— BEGIN Input for this task —

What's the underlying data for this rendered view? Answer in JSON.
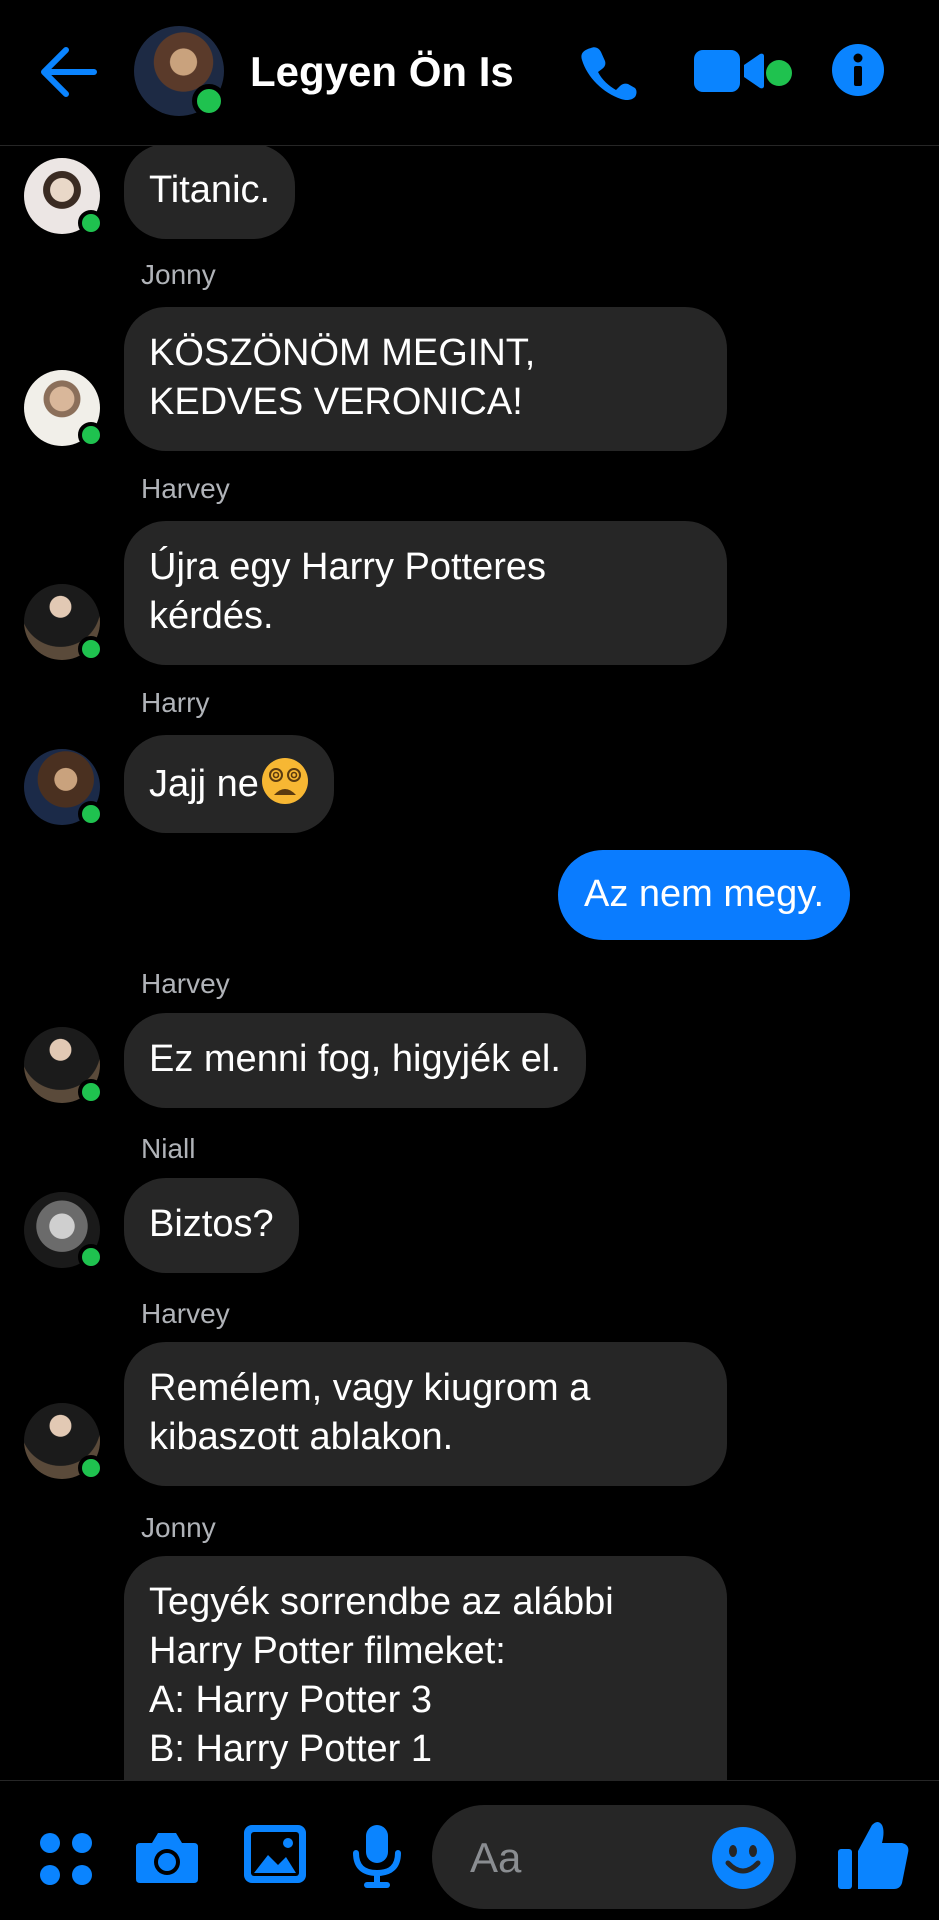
{
  "header": {
    "title": "Legyen Ön Is"
  },
  "messages": [
    {
      "sender": "",
      "text_lines": [
        "Titanic."
      ],
      "avatar": "woman-avatar"
    },
    {
      "sender": "Jonny",
      "text_lines": [
        "KÖSZÖNÖM MEGINT,",
        "KEDVES VERONICA!"
      ],
      "avatar": "jonny-avatar"
    },
    {
      "sender": "Harvey",
      "text_lines": [
        "Újra egy Harry Potteres",
        "kérdés."
      ],
      "avatar": "harvey-avatar"
    },
    {
      "sender": "Harry",
      "text_lines": [
        "Jajj ne"
      ],
      "avatar": "harry-avatar",
      "emoji": "dizzy-face-emoji"
    },
    {
      "sender": "",
      "text_lines": [
        "Az nem megy."
      ],
      "outgoing": true
    },
    {
      "sender": "Harvey",
      "text_lines": [
        "Ez menni fog, higyjék el."
      ],
      "avatar": "harvey-avatar"
    },
    {
      "sender": "Niall",
      "text_lines": [
        "Biztos?"
      ],
      "avatar": "niall-avatar"
    },
    {
      "sender": "Harvey",
      "text_lines": [
        "Remélem, vagy kiugrom a",
        "kibaszott ablakon."
      ],
      "avatar": "harvey-avatar"
    },
    {
      "sender": "Jonny",
      "text_lines": [
        "Tegyék sorrendbe az alábbi",
        "Harry Potter filmeket:",
        "A: Harry Potter 3",
        "B: Harry Potter 1"
      ],
      "avatar": "jonny-avatar"
    }
  ],
  "composer": {
    "placeholder": "Aa"
  },
  "icons": {
    "back": "arrow-left-icon",
    "call": "phone-icon",
    "video": "video-camera-icon",
    "info": "info-icon",
    "menu": "four-dots-icon",
    "camera": "camera-icon",
    "gallery": "image-icon",
    "mic": "microphone-icon",
    "emoji": "smiley-icon",
    "like": "thumbs-up-icon"
  },
  "colors": {
    "accent": "#0a7cff",
    "bubble_in": "#262626",
    "online": "#1fc24f",
    "background": "#000000"
  }
}
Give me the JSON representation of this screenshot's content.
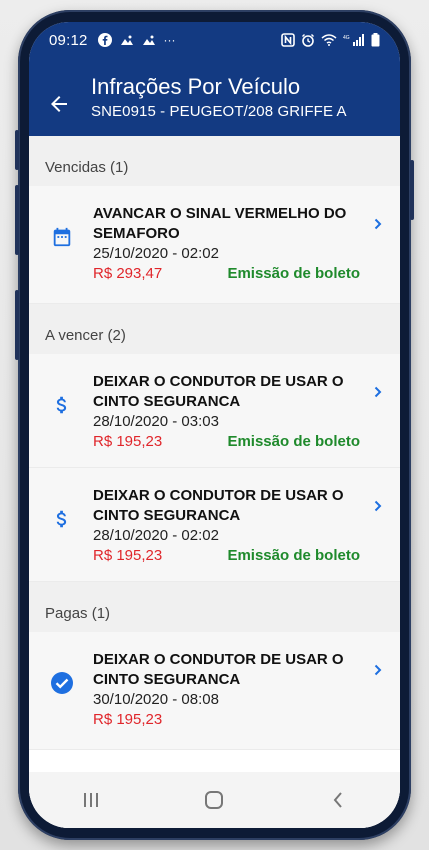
{
  "status_bar": {
    "time": "09:12",
    "left_icons": [
      "facebook-icon",
      "image-icon",
      "image-icon",
      "more-icon"
    ],
    "right_icons": [
      "nfc-icon",
      "alarm-icon",
      "wifi-icon",
      "4g-signal-icon",
      "battery-icon"
    ]
  },
  "header": {
    "title": "Infrações Por Veículo",
    "subtitle": "SNE0915 - PEUGEOT/208 GRIFFE A",
    "background_color": "#133a82"
  },
  "sections": [
    {
      "label": "Vencidas (1)",
      "items": [
        {
          "icon": "calendar-icon",
          "description": "AVANCAR O SINAL VERMELHO DO SEMAFORO",
          "datetime": "25/10/2020 - 02:02",
          "amount": "R$ 293,47",
          "action": "Emissão de boleto"
        }
      ]
    },
    {
      "label": "A vencer (2)",
      "items": [
        {
          "icon": "dollar-icon",
          "description": "DEIXAR O CONDUTOR DE USAR O CINTO SEGURANCA",
          "datetime": "28/10/2020 - 03:03",
          "amount": "R$ 195,23",
          "action": "Emissão de boleto"
        },
        {
          "icon": "dollar-icon",
          "description": "DEIXAR O CONDUTOR DE USAR O CINTO SEGURANCA",
          "datetime": "28/10/2020 - 02:02",
          "amount": "R$ 195,23",
          "action": "Emissão de boleto"
        }
      ]
    },
    {
      "label": "Pagas (1)",
      "items": [
        {
          "icon": "check-circle-icon",
          "description": "DEIXAR O CONDUTOR DE USAR O CINTO SEGURANCA",
          "datetime": "30/10/2020 - 08:08",
          "amount": "R$ 195,23",
          "action": ""
        }
      ]
    }
  ],
  "colors": {
    "accent_blue": "#1e6fe0",
    "amount_red": "#e0262b",
    "action_green": "#1f8a2c"
  },
  "nav_bar": {
    "buttons": [
      "recent-apps-icon",
      "home-icon",
      "back-icon"
    ]
  }
}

— END Input for this task —

**Problem details**
Copy out all the entries exactly. Images stay out of the copy.

**Output**
What's the underlying data for this rendered view? Answer in JSON.
{
  "header": {
    "title": "Legyen Ön Is"
  },
  "messages": [
    {
      "sender": "",
      "text_lines": [
        "Titanic."
      ],
      "avatar": "woman-avatar"
    },
    {
      "sender": "Jonny",
      "text_lines": [
        "KÖSZÖNÖM MEGINT,",
        "KEDVES VERONICA!"
      ],
      "avatar": "jonny-avatar"
    },
    {
      "sender": "Harvey",
      "text_lines": [
        "Újra egy Harry Potteres",
        "kérdés."
      ],
      "avatar": "harvey-avatar"
    },
    {
      "sender": "Harry",
      "text_lines": [
        "Jajj ne"
      ],
      "avatar": "harry-avatar",
      "emoji": "dizzy-face-emoji"
    },
    {
      "sender": "",
      "text_lines": [
        "Az nem megy."
      ],
      "outgoing": true
    },
    {
      "sender": "Harvey",
      "text_lines": [
        "Ez menni fog, higyjék el."
      ],
      "avatar": "harvey-avatar"
    },
    {
      "sender": "Niall",
      "text_lines": [
        "Biztos?"
      ],
      "avatar": "niall-avatar"
    },
    {
      "sender": "Harvey",
      "text_lines": [
        "Remélem, vagy kiugrom a",
        "kibaszott ablakon."
      ],
      "avatar": "harvey-avatar"
    },
    {
      "sender": "Jonny",
      "text_lines": [
        "Tegyék sorrendbe az alábbi",
        "Harry Potter filmeket:",
        "A: Harry Potter 3",
        "B: Harry Potter 1"
      ],
      "avatar": "jonny-avatar"
    }
  ],
  "composer": {
    "placeholder": "Aa"
  },
  "icons": {
    "back": "arrow-left-icon",
    "call": "phone-icon",
    "video": "video-camera-icon",
    "info": "info-icon",
    "menu": "four-dots-icon",
    "camera": "camera-icon",
    "gallery": "image-icon",
    "mic": "microphone-icon",
    "emoji": "smiley-icon",
    "like": "thumbs-up-icon"
  },
  "colors": {
    "accent": "#0a7cff",
    "bubble_in": "#262626",
    "online": "#1fc24f",
    "background": "#000000"
  }
}
Give me the JSON representation of this screenshot's content.
{
  "status_bar": {
    "time": "09:12",
    "left_icons": [
      "facebook-icon",
      "image-icon",
      "image-icon",
      "more-icon"
    ],
    "right_icons": [
      "nfc-icon",
      "alarm-icon",
      "wifi-icon",
      "4g-signal-icon",
      "battery-icon"
    ]
  },
  "header": {
    "title": "Infrações Por Veículo",
    "subtitle": "SNE0915 - PEUGEOT/208 GRIFFE A",
    "background_color": "#133a82"
  },
  "sections": [
    {
      "label": "Vencidas (1)",
      "items": [
        {
          "icon": "calendar-icon",
          "description": "AVANCAR O SINAL VERMELHO DO SEMAFORO",
          "datetime": "25/10/2020 - 02:02",
          "amount": "R$ 293,47",
          "action": "Emissão de boleto"
        }
      ]
    },
    {
      "label": "A vencer (2)",
      "items": [
        {
          "icon": "dollar-icon",
          "description": "DEIXAR O CONDUTOR DE USAR O CINTO SEGURANCA",
          "datetime": "28/10/2020 - 03:03",
          "amount": "R$ 195,23",
          "action": "Emissão de boleto"
        },
        {
          "icon": "dollar-icon",
          "description": "DEIXAR O CONDUTOR DE USAR O CINTO SEGURANCA",
          "datetime": "28/10/2020 - 02:02",
          "amount": "R$ 195,23",
          "action": "Emissão de boleto"
        }
      ]
    },
    {
      "label": "Pagas (1)",
      "items": [
        {
          "icon": "check-circle-icon",
          "description": "DEIXAR O CONDUTOR DE USAR O CINTO SEGURANCA",
          "datetime": "30/10/2020 - 08:08",
          "amount": "R$ 195,23",
          "action": ""
        }
      ]
    }
  ],
  "colors": {
    "accent_blue": "#1e6fe0",
    "amount_red": "#e0262b",
    "action_green": "#1f8a2c"
  },
  "nav_bar": {
    "buttons": [
      "recent-apps-icon",
      "home-icon",
      "back-icon"
    ]
  }
}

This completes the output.